_Given exercise_. Your answer should be one number: how many lines of the data include the string "Wintersemester"?

··· Available records ···

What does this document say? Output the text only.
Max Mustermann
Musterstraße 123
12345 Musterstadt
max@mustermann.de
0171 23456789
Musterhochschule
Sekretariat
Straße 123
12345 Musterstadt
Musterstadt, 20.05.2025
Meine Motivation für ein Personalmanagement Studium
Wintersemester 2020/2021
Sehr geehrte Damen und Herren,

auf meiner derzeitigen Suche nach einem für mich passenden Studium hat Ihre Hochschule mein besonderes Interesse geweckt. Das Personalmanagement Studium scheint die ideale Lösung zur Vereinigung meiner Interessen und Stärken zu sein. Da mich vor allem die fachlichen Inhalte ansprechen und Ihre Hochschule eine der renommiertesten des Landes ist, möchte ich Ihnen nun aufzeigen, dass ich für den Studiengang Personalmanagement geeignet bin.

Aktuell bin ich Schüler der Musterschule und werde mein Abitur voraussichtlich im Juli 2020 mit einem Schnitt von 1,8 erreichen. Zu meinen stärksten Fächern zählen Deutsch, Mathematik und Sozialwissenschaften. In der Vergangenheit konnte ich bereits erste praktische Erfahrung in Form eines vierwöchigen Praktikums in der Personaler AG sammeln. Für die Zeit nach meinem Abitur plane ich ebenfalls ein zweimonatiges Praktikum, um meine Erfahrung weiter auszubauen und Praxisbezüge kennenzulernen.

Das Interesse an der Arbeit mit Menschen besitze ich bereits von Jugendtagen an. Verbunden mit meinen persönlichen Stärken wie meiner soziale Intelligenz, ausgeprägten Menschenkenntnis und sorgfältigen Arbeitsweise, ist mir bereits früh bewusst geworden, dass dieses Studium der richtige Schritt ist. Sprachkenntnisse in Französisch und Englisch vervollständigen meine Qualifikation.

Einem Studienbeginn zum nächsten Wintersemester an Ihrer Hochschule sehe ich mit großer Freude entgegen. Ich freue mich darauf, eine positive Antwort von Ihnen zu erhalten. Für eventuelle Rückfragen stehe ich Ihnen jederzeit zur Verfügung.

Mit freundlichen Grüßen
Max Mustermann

···
··· Available records ···

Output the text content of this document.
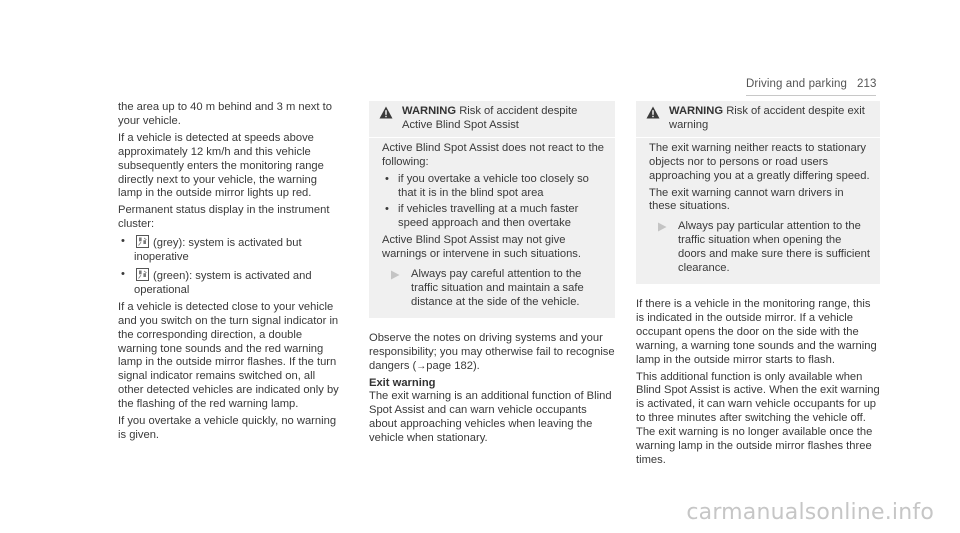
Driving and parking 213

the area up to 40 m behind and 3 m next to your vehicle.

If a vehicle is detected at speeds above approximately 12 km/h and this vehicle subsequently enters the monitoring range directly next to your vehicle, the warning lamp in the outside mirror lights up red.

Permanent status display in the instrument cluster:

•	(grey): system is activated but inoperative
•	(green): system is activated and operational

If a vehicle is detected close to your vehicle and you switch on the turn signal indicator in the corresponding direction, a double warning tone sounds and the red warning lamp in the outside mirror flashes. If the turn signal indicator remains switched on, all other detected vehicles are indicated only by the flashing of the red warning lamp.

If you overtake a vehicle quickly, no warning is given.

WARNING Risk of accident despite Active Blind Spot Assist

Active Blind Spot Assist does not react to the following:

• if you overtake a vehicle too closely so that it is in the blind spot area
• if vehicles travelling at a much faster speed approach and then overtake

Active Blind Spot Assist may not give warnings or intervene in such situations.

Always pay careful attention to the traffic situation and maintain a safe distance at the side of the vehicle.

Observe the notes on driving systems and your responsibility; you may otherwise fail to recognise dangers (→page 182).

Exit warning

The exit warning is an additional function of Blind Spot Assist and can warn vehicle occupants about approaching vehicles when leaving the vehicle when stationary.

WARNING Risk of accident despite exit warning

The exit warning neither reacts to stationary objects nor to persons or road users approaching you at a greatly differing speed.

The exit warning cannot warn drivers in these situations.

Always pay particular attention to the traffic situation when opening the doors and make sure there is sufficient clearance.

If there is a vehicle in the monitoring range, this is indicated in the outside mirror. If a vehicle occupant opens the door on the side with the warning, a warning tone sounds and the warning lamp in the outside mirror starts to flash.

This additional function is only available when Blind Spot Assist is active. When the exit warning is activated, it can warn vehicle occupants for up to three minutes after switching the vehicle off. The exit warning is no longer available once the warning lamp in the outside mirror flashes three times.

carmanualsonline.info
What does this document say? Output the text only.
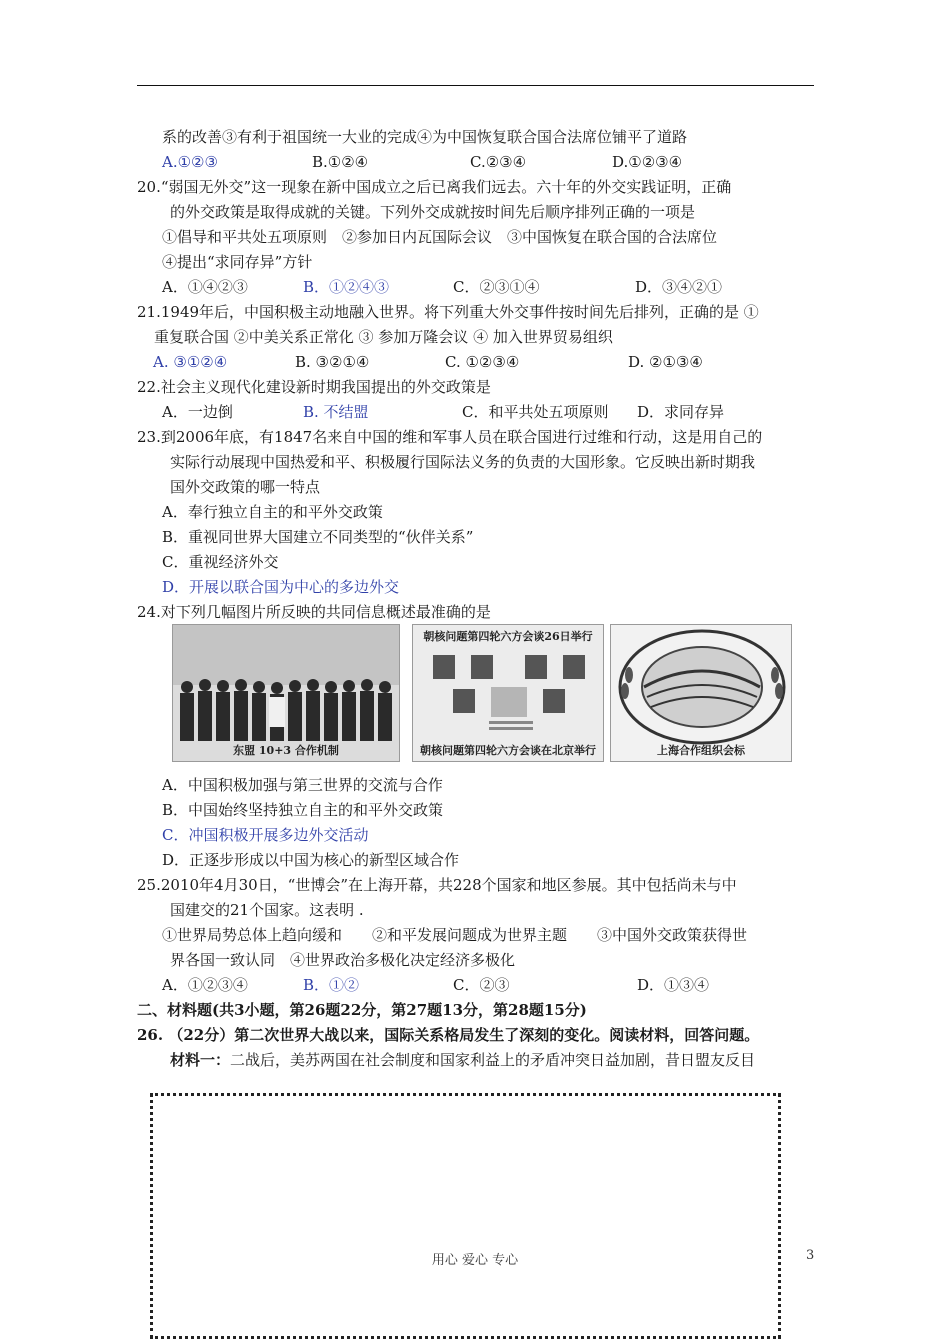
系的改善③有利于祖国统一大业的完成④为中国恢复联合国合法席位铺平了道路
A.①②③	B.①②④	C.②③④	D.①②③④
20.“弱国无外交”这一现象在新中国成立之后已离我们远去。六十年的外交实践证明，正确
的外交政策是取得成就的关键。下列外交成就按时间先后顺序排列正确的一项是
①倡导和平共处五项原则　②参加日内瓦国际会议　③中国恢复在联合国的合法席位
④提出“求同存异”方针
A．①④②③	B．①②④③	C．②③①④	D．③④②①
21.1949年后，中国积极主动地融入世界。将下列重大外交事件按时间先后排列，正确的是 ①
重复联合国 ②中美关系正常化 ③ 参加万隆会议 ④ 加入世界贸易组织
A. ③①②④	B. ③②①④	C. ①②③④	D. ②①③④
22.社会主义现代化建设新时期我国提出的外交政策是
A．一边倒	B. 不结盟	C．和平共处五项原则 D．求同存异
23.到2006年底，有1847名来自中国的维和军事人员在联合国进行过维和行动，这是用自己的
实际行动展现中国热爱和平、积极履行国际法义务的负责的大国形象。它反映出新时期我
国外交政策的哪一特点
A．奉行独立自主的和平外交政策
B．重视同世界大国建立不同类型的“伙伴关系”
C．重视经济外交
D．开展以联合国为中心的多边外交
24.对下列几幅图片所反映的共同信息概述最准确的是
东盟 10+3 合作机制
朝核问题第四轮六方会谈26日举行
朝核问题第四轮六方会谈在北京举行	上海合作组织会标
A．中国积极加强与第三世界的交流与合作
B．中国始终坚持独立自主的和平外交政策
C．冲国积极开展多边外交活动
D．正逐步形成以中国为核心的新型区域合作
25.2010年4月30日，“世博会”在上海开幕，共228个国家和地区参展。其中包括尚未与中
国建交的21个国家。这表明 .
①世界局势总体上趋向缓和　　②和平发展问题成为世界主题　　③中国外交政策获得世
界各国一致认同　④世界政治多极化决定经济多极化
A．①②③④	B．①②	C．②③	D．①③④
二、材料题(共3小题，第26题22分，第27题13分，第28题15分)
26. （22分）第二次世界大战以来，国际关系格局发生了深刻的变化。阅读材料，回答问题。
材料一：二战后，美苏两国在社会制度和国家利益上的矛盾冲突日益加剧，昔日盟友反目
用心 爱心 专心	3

···
··· Available records ···

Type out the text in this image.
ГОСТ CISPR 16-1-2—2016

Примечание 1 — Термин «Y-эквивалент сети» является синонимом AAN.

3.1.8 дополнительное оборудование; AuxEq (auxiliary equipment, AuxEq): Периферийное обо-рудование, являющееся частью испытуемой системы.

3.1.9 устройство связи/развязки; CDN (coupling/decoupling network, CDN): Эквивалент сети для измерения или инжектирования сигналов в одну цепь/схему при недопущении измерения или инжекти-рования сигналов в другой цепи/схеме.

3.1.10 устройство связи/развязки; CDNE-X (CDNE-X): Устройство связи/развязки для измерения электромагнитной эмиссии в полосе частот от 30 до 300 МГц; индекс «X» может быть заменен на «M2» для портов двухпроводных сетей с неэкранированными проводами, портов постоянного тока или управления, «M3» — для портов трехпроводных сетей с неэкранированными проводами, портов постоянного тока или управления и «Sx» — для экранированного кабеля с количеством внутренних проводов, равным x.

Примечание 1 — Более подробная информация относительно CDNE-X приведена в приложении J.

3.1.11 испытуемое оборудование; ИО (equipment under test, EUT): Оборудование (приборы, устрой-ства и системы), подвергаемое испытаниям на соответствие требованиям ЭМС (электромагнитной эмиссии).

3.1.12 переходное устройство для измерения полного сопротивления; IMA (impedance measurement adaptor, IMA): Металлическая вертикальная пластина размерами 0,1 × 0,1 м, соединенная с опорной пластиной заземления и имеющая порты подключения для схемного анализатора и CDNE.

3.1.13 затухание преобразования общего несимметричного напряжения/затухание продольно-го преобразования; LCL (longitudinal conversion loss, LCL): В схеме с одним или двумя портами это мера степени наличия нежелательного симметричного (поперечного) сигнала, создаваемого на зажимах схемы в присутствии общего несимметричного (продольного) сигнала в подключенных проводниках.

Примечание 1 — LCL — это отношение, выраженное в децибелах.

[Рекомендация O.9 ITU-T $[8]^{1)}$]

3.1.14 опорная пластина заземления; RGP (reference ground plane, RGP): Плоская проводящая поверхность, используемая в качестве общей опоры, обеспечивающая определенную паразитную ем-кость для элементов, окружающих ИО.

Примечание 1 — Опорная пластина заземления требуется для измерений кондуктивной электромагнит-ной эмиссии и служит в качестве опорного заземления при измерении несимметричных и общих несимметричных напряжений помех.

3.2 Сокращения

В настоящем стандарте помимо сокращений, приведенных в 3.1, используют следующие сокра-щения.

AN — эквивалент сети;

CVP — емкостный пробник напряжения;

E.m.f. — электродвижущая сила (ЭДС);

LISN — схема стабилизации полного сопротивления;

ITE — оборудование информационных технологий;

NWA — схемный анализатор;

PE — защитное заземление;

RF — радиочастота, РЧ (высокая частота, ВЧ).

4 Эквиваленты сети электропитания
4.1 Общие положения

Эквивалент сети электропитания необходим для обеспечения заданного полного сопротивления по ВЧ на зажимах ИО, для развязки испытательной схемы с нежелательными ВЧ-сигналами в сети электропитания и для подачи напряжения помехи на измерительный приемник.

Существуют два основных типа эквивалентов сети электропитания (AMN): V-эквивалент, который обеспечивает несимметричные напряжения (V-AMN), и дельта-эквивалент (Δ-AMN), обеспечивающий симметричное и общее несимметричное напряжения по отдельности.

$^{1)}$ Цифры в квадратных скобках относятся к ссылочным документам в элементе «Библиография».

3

···

_Result for this task_. 2